WHAT NEEDS TO BE DONE: Below are the records; pull every line that includes "time".

(Stored items)

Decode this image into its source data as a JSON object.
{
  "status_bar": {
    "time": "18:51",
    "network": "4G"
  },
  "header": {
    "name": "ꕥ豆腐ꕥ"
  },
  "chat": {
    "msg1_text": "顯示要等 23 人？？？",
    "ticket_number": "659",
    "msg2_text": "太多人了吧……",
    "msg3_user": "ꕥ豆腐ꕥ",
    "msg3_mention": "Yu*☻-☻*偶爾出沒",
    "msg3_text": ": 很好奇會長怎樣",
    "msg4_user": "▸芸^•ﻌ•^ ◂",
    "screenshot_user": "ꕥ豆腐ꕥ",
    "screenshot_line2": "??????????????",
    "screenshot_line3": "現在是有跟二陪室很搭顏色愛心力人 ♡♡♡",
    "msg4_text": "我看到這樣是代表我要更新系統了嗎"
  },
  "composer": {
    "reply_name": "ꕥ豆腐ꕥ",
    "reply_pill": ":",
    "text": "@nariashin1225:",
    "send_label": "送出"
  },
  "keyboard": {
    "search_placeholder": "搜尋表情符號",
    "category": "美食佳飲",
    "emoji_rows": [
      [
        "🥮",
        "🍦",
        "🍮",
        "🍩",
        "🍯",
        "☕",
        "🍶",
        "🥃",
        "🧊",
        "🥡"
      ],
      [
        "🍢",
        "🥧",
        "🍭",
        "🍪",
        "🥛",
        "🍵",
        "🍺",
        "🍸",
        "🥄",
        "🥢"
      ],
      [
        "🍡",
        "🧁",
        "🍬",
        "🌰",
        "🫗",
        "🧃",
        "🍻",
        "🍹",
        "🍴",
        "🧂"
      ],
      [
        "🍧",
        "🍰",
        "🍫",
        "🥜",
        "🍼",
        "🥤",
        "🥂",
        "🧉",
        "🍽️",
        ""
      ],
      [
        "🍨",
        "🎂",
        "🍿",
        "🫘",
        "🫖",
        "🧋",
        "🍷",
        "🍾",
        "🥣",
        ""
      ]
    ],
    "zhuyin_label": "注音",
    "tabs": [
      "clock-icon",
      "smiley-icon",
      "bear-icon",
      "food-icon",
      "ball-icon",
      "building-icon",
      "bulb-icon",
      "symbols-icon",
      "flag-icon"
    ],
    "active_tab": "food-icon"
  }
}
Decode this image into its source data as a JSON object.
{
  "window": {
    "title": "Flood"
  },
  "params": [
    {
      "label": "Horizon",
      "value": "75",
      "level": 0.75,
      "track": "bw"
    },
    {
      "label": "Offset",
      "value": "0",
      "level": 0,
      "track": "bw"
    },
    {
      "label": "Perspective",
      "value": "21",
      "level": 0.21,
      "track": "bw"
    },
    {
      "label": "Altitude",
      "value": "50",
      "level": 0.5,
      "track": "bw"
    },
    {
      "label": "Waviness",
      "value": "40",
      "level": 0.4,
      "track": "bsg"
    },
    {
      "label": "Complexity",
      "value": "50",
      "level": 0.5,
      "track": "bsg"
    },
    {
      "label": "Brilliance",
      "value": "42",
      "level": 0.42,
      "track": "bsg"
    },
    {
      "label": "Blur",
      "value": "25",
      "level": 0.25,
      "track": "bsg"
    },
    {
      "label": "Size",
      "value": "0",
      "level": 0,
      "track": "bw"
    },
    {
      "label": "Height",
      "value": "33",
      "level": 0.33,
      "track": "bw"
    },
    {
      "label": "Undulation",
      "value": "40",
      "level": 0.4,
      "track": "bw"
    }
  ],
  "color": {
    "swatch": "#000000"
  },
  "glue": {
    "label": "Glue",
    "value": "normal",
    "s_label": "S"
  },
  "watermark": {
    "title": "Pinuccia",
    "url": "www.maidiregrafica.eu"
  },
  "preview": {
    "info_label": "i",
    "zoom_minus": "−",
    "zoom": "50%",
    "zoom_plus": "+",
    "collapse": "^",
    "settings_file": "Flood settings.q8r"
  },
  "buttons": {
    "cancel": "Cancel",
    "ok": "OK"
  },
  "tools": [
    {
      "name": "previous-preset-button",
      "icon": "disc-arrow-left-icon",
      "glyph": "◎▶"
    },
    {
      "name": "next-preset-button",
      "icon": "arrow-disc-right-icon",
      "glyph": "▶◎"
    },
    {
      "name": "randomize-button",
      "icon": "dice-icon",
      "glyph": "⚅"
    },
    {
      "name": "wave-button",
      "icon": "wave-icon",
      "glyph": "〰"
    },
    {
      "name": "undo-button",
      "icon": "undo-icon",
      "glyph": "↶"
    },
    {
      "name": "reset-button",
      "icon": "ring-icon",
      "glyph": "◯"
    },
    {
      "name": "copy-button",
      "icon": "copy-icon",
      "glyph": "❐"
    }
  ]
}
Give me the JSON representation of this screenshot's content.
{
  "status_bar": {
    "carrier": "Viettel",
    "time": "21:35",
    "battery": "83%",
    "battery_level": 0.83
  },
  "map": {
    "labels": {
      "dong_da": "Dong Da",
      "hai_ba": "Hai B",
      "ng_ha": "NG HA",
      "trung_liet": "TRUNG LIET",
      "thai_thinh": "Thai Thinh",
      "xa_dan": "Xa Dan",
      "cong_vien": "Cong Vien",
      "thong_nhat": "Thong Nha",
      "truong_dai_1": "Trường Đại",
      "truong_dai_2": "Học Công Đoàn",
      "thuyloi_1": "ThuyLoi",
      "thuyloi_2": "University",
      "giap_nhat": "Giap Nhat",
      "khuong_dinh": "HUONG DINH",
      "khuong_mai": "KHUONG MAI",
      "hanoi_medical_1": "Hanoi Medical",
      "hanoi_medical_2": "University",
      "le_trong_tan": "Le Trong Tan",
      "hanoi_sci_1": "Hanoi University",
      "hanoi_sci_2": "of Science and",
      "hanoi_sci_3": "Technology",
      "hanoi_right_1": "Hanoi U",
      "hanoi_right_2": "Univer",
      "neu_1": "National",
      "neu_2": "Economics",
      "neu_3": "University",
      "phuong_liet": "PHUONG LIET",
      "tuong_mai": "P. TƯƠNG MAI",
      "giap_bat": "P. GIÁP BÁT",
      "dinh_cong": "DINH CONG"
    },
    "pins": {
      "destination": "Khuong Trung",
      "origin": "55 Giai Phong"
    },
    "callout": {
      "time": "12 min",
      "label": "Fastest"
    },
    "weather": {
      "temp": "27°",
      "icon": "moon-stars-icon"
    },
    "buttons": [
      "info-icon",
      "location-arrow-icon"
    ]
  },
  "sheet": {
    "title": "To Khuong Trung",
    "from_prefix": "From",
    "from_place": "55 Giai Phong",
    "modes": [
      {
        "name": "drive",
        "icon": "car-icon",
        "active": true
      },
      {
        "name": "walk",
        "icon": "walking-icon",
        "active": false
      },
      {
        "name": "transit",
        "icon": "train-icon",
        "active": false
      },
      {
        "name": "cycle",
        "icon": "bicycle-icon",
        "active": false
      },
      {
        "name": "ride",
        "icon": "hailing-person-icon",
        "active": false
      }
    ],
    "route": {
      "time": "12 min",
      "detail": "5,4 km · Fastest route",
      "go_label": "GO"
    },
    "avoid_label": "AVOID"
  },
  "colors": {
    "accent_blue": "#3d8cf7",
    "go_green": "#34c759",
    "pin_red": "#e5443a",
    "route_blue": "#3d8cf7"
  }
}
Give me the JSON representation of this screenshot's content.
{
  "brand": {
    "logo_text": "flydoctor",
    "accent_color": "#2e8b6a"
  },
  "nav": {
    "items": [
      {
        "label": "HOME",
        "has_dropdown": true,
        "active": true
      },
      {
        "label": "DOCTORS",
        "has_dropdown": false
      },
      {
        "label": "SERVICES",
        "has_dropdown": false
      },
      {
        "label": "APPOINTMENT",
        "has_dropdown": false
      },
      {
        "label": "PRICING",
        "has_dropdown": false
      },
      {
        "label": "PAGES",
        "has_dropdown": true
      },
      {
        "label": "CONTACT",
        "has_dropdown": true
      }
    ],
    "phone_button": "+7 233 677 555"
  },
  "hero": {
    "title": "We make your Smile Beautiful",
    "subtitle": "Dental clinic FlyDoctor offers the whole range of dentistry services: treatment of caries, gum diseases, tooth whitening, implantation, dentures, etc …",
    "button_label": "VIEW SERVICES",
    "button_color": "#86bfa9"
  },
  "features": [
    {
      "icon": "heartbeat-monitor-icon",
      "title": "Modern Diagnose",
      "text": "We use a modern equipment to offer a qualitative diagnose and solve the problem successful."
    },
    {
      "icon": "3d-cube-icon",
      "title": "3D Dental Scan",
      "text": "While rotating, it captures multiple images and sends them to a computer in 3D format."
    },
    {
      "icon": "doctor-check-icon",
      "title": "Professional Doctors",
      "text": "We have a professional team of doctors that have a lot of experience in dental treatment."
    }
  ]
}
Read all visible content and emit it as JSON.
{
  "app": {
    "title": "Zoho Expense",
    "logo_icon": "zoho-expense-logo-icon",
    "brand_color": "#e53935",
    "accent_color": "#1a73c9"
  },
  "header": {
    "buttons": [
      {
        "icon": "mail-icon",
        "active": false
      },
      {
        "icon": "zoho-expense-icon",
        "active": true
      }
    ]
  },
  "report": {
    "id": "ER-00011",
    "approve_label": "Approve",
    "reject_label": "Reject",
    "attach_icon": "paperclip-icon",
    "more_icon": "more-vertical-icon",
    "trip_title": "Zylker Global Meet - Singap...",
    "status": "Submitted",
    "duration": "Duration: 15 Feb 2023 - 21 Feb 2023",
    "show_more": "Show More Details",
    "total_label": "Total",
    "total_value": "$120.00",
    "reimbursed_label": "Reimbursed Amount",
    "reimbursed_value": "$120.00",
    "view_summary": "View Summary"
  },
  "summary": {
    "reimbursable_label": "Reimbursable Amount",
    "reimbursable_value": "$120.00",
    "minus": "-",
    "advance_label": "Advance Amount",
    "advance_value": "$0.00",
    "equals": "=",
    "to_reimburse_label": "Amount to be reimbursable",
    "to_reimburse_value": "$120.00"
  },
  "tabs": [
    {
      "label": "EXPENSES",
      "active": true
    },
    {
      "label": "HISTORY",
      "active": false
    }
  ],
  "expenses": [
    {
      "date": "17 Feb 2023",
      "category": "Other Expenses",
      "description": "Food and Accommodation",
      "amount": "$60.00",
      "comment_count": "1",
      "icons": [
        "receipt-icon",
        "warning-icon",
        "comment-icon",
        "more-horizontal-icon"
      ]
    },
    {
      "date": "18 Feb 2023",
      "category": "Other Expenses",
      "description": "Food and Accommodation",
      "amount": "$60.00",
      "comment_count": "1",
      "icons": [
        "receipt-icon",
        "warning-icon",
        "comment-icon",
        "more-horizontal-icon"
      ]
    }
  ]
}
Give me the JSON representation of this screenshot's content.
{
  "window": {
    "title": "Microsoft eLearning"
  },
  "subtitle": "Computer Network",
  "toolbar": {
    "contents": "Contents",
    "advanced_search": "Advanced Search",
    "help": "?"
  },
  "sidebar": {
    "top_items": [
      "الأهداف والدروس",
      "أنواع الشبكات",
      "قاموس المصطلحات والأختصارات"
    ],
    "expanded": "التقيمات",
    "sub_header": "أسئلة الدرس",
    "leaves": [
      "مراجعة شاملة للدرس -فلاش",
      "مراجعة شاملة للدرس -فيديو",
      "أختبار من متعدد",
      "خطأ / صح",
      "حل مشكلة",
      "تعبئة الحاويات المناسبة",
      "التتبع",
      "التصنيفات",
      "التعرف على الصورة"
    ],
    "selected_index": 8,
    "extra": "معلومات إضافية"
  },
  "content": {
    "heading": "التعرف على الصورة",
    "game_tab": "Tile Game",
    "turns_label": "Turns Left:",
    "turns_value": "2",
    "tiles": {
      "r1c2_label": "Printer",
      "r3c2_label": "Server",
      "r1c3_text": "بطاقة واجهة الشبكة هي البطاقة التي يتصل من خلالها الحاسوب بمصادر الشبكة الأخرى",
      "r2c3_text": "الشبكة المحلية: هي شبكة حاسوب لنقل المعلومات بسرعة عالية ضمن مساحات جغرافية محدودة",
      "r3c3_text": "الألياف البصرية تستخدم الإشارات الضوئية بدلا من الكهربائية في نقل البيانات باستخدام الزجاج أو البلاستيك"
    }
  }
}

OUTPUT:
    "time": "18:51",
    "time": "21:35",
      "time": "12 min",
      "time": "12 min",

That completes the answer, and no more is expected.